### Texte source
►

Aujourd’hui, EnergieSprong est lancé à grande échelle aux Pays-Bas, à raison de 1 000 rénovations par an pendant 14 ans, ce qui laisse entrevoir un financement à 100 % grâce aux économies d’énergie réalisées sur 30 ans. A ce jour, quelque 1 300 maisons ont été « rhabillées » de fond en comble, avec l’indispensable accord des locataires.

Soucieuse d’étendre l’expérience à d’autres pays, la commission européenne finance, dans le cadre de son programme H2020, une étude de trois ans pour développer l’approche EnergieSprong, en France, au Royaume-Uni et au Luxembourg, en attendant que l’Allemagne et l’Italie concrétisent leur intérêt pour le concept. La région Hauts-de-France bénéficie en outre d’une aide substantielle d’un autre programme européen, dit interrégional pour le nord-ouest de l’Europe (Interreg NWE). Et EnergieSprong a obtenu l’appui de la Caisse des dépôts et de l’Ademe, l’agence de l’environnement et de la maîtrise de l’énergie.

Restait à convaincre des bailleurs sociaux que les besoins en rénovation de leur patrimoine pouvaient passer par la démarche néerlandaise. « Nous avons engagé des discussions avec une vingtaine d’entre eux, ainsi qu’avec une centaine d’acteurs du bâtiment, indique Sébastien Delpont de Greenflex. Trois bailleurs ont accepté de se lancer dans l’aventure, à Hem pour Vilogia, propriétaire de 13 000 maisons individuelles dans le Nord, et à Longueau pour ICF Habitat, filiale de la SNCF (plus de 100 000 logements dans toute la France). Près de Rennes, un autre projet mené par Neotoa (17 400 logements en Bretagne), est bien engagé.

◄

Entrées du jeu de données

►

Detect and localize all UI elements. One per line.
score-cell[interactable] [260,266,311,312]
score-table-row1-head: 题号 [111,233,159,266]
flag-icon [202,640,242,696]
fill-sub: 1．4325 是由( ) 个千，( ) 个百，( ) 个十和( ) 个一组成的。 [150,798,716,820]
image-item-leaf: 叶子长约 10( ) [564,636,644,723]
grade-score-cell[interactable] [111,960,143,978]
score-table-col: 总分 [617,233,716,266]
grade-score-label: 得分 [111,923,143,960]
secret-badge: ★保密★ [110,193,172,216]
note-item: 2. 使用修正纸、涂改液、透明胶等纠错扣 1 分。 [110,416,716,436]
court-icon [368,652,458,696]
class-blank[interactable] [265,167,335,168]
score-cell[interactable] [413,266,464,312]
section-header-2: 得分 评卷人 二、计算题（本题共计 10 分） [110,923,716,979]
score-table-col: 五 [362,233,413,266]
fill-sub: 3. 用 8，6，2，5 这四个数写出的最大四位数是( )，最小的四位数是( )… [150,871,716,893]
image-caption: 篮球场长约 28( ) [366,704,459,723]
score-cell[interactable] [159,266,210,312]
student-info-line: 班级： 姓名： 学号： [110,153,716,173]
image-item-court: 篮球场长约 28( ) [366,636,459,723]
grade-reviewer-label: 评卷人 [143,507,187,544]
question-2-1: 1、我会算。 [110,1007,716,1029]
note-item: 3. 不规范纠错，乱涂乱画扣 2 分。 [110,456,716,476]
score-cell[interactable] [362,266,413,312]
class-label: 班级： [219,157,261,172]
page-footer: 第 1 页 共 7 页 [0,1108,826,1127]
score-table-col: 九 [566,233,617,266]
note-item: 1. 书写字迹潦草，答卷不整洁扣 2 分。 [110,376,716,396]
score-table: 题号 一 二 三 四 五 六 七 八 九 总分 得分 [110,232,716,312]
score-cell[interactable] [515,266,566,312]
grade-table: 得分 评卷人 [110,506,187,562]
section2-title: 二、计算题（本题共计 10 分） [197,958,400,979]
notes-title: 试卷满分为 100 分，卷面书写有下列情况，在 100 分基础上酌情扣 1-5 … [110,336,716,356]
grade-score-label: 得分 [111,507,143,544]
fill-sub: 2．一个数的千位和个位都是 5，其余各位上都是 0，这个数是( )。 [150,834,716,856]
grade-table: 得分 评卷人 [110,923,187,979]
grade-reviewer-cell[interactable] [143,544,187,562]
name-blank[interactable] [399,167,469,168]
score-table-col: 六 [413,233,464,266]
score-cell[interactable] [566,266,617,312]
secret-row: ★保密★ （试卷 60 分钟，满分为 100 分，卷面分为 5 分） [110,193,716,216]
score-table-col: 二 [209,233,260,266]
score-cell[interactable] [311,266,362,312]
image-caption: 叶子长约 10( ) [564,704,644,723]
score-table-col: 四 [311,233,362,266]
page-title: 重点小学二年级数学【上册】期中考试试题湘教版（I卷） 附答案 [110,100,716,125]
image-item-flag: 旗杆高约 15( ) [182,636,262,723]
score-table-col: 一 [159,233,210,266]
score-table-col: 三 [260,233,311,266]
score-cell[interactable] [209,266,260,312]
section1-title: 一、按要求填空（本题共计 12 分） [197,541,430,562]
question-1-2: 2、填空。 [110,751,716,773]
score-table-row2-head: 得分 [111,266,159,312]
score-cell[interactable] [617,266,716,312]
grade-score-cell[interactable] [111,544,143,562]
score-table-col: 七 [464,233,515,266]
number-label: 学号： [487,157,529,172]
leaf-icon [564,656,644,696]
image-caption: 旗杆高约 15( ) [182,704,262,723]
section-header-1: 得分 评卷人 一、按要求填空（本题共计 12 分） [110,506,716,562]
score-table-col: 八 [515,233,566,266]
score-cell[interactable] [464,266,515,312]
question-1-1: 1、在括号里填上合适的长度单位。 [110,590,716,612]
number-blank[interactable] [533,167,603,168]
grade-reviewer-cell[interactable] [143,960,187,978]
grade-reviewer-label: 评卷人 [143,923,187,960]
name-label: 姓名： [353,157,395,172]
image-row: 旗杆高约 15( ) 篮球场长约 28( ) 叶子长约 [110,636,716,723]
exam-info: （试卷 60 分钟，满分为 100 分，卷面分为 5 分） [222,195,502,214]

◄

### Travail demandé
[1] Recopiez le passage du texte sur EnergieSprong qui commence par « Soucieuse d’étendre l’expérience » et se poursuit jusqu'à « maîtrise de l’énergie. ».
[2] Prolongez le texte sur EnergieSprong à partir de l'endroit où il s'arrête.

### Vos réponses rédigées
[1]
Soucieuse d’étendre l’expérience à d’autres pays, la commission européenne finance, dans le cadre de son programme H2020, une étude de trois ans pour développer l’approche EnergieSprong, en France, au Royaume-Uni et au Luxembourg, en attendant que l’Allemagne et l’Italie concrétisent leur intérêt pour le concept. La région Hauts-de-France bénéficie en outre d’une aide substantielle d’un autre programme européen, dit interrégional pour le nord-ouest de l’Europe (Interreg NWE). Et EnergieSprong a obtenu l’appui de la Caisse des dépôts et de l’Ademe, l’agence de l’environnement et de la maîtrise de l’énergie.

[2]
Outre des obstacles administratifs ou juridiques à lever, il a fallu persuader, comme aux Pays-Bas, industriels, architectes, bureaux d’études, entreprises de construction grandes et petites et administrations de travailler ensemble pour lancer une filière industrielle et fixer des normes. « En ce sens, le concept EnergieSprong a un côté révolutionnaire pour les acteurs du bâtiment, appelés à participer à une démarche concertée, intégrée, et à produire ensuite en série. Des nouveautés qui font parfois peur, commentent Eric Danesse et Agnieszka Bogucka, chargés de la rénovation chez Vilogia.

La concertation a finalement été menée à bien, et bailleur vient de lancer les appels d’offres pour Hem. Concrètement, les maisons seront scannées en 3D d’ici quelques mois et des ateliers travailleront sur mesure, au millimètre près. Des pompes à chaleur seront installées, de même que des ventilations à double flux, et le gaz sera remplacé par l’électricité. Les locataires volontaires pour l’expérimentation seront en partie équipés à neuf dans leurs cuisines et salles de bain mais ne verront pas leur loyer diminuer : les bailleurs financeront leurs investissements sur les économies d’énergie réalisées.

Toutes les parties prenantes ont hâte de voir ces premiers prototypes réalisés d’ici l’automne. « Nous souhaitons qu’EnergieSprong devienne un standard du marché et nous songeons à une labellisation », avancent les deux responsables de Vilogia.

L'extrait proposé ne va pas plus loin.